→ **Goal**: Go through the entries below and pick out every line with "about".

→ **Provided records**:
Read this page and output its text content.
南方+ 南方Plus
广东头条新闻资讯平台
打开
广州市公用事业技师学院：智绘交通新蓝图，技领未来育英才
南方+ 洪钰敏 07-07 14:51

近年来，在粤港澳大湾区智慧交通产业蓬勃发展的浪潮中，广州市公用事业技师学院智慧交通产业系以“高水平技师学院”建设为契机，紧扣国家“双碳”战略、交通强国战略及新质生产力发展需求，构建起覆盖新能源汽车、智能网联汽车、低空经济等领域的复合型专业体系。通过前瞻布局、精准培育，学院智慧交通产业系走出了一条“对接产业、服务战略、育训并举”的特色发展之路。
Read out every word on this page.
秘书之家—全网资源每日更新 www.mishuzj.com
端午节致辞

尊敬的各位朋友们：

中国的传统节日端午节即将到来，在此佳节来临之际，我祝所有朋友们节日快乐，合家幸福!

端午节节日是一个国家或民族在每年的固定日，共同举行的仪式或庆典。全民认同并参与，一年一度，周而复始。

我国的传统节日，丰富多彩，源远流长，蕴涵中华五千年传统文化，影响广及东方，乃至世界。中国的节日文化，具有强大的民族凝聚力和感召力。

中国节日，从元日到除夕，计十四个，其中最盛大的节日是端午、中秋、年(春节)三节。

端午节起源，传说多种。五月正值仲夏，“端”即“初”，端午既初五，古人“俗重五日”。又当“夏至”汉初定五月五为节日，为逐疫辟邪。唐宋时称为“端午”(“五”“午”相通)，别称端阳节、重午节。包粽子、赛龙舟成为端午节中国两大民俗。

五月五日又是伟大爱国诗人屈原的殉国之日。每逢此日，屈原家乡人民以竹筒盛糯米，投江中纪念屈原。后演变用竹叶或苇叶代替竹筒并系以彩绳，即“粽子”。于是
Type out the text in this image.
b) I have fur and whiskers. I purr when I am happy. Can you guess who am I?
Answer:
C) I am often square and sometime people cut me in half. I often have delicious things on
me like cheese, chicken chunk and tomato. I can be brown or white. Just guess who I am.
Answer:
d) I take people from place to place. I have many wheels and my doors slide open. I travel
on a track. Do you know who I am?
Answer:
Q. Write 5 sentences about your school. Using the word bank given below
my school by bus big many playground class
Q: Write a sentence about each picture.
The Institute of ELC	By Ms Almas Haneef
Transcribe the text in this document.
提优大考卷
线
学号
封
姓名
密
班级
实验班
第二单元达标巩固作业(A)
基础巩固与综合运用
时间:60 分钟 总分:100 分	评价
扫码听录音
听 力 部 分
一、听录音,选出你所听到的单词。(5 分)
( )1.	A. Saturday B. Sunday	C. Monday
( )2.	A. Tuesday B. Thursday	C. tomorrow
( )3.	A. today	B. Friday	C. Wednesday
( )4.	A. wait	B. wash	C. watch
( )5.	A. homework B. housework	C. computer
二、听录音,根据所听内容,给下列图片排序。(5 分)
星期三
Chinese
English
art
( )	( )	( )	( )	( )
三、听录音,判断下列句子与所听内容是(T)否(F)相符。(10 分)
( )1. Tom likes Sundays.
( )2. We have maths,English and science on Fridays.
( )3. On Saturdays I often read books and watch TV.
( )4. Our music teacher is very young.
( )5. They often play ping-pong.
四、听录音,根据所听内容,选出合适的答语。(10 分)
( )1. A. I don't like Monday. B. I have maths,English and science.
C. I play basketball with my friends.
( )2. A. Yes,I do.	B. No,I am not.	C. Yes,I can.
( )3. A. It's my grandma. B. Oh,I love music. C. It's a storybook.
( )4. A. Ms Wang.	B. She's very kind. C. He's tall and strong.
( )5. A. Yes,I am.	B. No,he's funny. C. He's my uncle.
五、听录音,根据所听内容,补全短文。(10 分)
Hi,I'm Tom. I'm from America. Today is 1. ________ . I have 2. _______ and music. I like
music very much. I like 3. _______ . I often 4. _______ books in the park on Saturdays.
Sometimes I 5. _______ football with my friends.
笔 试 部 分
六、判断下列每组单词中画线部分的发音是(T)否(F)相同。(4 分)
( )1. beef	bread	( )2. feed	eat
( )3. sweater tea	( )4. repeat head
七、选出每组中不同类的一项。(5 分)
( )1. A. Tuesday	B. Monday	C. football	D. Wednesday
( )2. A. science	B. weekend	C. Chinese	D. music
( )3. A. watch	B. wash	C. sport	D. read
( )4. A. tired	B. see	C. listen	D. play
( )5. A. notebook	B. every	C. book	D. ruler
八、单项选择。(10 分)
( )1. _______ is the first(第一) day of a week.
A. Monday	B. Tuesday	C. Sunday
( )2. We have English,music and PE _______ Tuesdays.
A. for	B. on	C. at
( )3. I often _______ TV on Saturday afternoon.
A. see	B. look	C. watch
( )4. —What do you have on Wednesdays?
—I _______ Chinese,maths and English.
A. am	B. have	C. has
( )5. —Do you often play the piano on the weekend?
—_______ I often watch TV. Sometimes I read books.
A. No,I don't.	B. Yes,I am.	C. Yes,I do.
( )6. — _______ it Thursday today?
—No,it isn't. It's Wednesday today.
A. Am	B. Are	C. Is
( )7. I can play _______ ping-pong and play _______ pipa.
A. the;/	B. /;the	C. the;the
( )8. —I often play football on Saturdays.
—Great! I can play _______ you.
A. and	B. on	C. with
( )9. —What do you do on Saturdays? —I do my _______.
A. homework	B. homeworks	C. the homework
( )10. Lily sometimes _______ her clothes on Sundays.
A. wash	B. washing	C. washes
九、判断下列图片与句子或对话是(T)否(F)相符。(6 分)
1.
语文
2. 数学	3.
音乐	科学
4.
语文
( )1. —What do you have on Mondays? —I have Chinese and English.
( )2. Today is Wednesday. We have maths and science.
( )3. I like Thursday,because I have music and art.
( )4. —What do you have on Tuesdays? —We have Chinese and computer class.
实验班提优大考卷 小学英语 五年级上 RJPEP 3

→ **Response**:
Q. Write 5 sentences about your school. Using the word bank given below
Q: Write a sentence about each picture.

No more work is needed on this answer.